**TEXTO BASE:**
☆ ☆ ☆ ☆ ☆

“Direitos reprodutivos” é o nome dado à liberdade de autodeterminação reprodutiva. Trata-se do direito fundamental de indivíduos ou casais decidirem de forma livre e responsável a hora e vez de terem seus filhos. Aparentemente é um direito de não intervenção: o Estado não pode imiscuir-se no exercício do direito, por exemplo, estabelecendo número de filhos por casal, proibindo-os a pais solteiros ou mesmo vedando o abortamento. Não pode haver, portanto, coerção nem recursos discriminatórios que imponham aos titulares a adoção de um comportamento não desejado. Até aí, nada de novo.
Entretanto, na sua dimensão objetiva ou, segundo o linguajar corrente no direito, do lado dos deveres, encontram-se as tarefas de o Estado (e a sociedade) disponibilizar as informações necessárias e os meios adequados para suas decisões, incluindo, por óbvio, serviços de saúde sexual e reprodutiva, bem como uma política social e econômica inclusiva. A justiça social introduziu-se no discurso desses direitos como instrumento de garantia: a justiça na reprodução depende da justiça na vida.

☆ ☆ ☆ ☆ ☆

**OBJETIVOS:**
A – Responda às perguntas abaixo sobre o texto sobre direitos reprodutivos.
(i) Que nome é dado à liberdade de autodeterminação reprodutiva?
(ii) O que se introduziu no discurso desses direitos como instrumento de garantia?
(iii) Segundo o texto sobre direitos reprodutivos, a justiça na reprodução depende de quê?
B – Escreva a parte seguinte do texto sobre direitos reprodutivos, começando logo depois da última frase.

☆ ☆ ☆ ☆ ☆

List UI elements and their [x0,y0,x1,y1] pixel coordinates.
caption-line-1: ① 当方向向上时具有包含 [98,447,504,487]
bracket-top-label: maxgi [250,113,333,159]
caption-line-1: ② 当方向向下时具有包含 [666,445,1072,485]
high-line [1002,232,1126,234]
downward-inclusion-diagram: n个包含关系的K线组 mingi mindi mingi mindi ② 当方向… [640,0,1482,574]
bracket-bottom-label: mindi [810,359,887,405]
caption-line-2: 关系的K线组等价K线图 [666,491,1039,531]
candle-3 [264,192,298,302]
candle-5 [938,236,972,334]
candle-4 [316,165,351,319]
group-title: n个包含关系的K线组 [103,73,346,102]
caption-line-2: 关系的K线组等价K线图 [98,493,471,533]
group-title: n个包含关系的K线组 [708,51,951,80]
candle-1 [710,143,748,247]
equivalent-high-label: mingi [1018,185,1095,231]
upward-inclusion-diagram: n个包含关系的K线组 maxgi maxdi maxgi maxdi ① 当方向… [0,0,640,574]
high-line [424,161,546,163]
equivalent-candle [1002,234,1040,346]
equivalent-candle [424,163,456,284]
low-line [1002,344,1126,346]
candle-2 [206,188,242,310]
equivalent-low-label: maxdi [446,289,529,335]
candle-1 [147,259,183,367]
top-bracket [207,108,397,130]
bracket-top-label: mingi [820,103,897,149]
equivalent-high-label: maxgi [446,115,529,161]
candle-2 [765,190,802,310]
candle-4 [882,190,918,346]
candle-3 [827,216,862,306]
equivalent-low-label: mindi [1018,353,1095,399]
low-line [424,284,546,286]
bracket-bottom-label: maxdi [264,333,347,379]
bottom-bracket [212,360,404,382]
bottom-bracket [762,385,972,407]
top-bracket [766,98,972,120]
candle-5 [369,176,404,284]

☆ ☆ ☆ ☆ ☆

**RESPOSTAS ESPERADAS:**
A –
(i) Direitos reprodutivos.
(ii) A justiça social.
(iii) Da justiça na vida.

B –
Como vemos, é um direito fundamental que perpassa a classificação de direitos de defesa e de prestação. Sua aparição no rol de direitos humanos se deu com a Proclamação de Teerã de 1968, seguida da Declaração sobre o Progresso e Desenvolvimento Social, aprovada pela Assembléia da ONU em 1974. Foi no Programa de Ação da Cidade do Cairo, adotado em 1994 pelo Fundo das Nações Unidas para Atividades Populacionais, UNFPA na sigla inglesa, que os olhos se voltaram para a dimensão “positiva” ou prestacional dos direitos reprodutivos, exigindo-se ações afirmativas por parte da comunidade internacional e dos Estados.
A titularidade do direito inicialmente se restringia à família ou ao casal. Entretanto, diversos movimentos nacionais e externos, envolvendo até mesmo órgãos das Nações Unidas, como o próprio UNFPA e a OMS, passaram a dar prioridade às ações voltadas para a proteção dos direitos das mulheres. A razão é simples: é a mulher quem mais sofre com as políticas reprodutivas em todo o mundo, e é, sem dúvidas, a mais discriminada, seja no âmbito sexual e reprodutivo, seja nos domínios sociais e econômicos.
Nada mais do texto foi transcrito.